### WRITTEN PROBLEM:
Copy the records below exactly as they appear.

### SOURCE MATERIAL:
┏━━
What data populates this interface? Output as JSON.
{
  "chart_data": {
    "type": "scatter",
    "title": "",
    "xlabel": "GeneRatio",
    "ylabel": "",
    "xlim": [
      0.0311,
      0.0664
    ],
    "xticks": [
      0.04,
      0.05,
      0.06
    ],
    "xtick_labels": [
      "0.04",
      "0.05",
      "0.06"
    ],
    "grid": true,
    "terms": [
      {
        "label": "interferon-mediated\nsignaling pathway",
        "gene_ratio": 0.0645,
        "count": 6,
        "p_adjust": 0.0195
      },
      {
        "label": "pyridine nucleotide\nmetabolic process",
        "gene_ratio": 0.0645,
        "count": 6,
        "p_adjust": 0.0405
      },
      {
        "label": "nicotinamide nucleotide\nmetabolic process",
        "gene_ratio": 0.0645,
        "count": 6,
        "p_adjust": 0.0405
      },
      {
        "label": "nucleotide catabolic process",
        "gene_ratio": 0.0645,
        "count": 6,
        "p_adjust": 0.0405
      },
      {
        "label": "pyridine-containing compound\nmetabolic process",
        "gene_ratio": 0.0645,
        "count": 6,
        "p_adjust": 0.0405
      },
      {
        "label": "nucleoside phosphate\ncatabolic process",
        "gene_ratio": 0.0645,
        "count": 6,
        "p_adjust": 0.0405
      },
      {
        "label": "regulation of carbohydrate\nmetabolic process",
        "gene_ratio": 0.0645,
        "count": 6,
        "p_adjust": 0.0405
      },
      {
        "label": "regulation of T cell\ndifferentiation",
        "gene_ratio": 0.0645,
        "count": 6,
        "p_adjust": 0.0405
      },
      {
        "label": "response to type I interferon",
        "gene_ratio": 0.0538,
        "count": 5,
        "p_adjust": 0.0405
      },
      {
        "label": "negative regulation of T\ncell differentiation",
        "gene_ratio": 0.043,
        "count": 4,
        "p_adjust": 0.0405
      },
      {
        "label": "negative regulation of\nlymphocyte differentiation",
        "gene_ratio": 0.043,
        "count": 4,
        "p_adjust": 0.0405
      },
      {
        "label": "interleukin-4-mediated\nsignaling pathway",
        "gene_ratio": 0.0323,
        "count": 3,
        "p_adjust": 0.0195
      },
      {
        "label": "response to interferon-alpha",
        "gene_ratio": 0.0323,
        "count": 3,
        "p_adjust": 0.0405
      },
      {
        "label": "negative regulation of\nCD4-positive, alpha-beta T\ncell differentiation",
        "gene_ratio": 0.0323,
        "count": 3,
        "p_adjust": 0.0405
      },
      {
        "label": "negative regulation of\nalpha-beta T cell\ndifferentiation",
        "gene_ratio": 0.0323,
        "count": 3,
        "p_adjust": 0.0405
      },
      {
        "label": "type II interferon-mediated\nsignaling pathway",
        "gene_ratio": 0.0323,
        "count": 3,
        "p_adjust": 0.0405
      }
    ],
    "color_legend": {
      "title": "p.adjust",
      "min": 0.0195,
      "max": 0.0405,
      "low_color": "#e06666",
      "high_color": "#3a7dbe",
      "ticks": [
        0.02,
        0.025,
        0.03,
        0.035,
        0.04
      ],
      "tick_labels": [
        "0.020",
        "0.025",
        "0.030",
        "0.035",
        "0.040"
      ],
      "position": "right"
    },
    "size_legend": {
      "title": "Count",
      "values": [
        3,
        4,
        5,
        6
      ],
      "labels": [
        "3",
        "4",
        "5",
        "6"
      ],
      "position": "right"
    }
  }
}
┗━━
### CORRECT RESPONSE:
What data populates this interface? Output as JSON.
{
  "chart_data": {
    "type": "scatter",
    "title": "",
    "xlabel": "GeneRatio",
    "ylabel": "",
    "xlim": [
      0.0311,
      0.0664
    ],
    "xticks": [
      0.04,
      0.05,
      0.06
    ],
    "xtick_labels": [
      "0.04",
      "0.05",
      "0.06"
    ],
    "grid": true,
    "terms": [
      {
        "label": "interferon-mediated\nsignaling pathway",
        "gene_ratio": 0.0645,
        "count": 6,
        "p_adjust": 0.0195
      },
      {
        "label": "pyridine nucleotide\nmetabolic process",
        "gene_ratio": 0.0645,
        "count": 6,
        "p_adjust": 0.0405
      },
      {
        "label": "nicotinamide nucleotide\nmetabolic process",
        "gene_ratio": 0.0645,
        "count": 6,
        "p_adjust": 0.0405
      },
      {
        "label": "nucleotide catabolic process",
        "gene_ratio": 0.0645,
        "count": 6,
        "p_adjust": 0.0405
      },
      {
        "label": "pyridine-containing compound\nmetabolic process",
        "gene_ratio": 0.0645,
        "count": 6,
        "p_adjust": 0.0405
      },
      {
        "label": "nucleoside phosphate\ncatabolic process",
        "gene_ratio": 0.0645,
        "count": 6,
        "p_adjust": 0.0405
      },
      {
        "label": "regulation of carbohydrate\nmetabolic process",
        "gene_ratio": 0.0645,
        "count": 6,
        "p_adjust": 0.0405
      },
      {
        "label": "regulation of T cell\ndifferentiation",
        "gene_ratio": 0.0645,
        "count": 6,
        "p_adjust": 0.0405
      },
      {
        "label": "response to type I interferon",
        "gene_ratio": 0.0538,
        "count": 5,
        "p_adjust": 0.0405
      },
      {
        "label": "negative regulation of T\ncell differentiation",
        "gene_ratio": 0.043,
        "count": 4,
        "p_adjust": 0.0405
      },
      {
        "label": "negative regulation of\nlymphocyte differentiation",
        "gene_ratio": 0.043,
        "count": 4,
        "p_adjust": 0.0405
      },
      {
        "label": "interleukin-4-mediated\nsignaling pathway",
        "gene_ratio": 0.0323,
        "count": 3,
        "p_adjust": 0.0195
      },
      {
        "label": "response to interferon-alpha",
        "gene_ratio": 0.0323,
        "count": 3,
        "p_adjust": 0.0405
      },
      {
        "label": "negative regulation of\nCD4-positive, alpha-beta T\ncell differentiation",
        "gene_ratio": 0.0323,
        "count": 3,
        "p_adjust": 0.0405
      },
      {
        "label": "negative regulation of\nalpha-beta T cell\ndifferentiation",
        "gene_ratio": 0.0323,
        "count": 3,
        "p_adjust": 0.0405
      },
      {
        "label": "type II interferon-mediated\nsignaling pathway",
        "gene_ratio": 0.0323,
        "count": 3,
        "p_adjust": 0.0405
      }
    ],
    "color_legend": {
      "title": "p.adjust",
      "min": 0.0195,
      "max": 0.0405,
      "low_color": "#e06666",
      "high_color": "#3a7dbe",
      "ticks": [
        0.02,
        0.025,
        0.03,
        0.035,
        0.04
      ],
      "tick_labels": [
        "0.020",
        "0.025",
        "0.030",
        "0.035",
        "0.040"
      ],
      "position": "right"
    },
    "size_legend": {
      "title": "Count",
      "values": [
        3,
        4,
        5,
        6
      ],
      "labels": [
        "3",
        "4",
        "5",
        "6"
      ],
      "position": "right"
    }
  }
}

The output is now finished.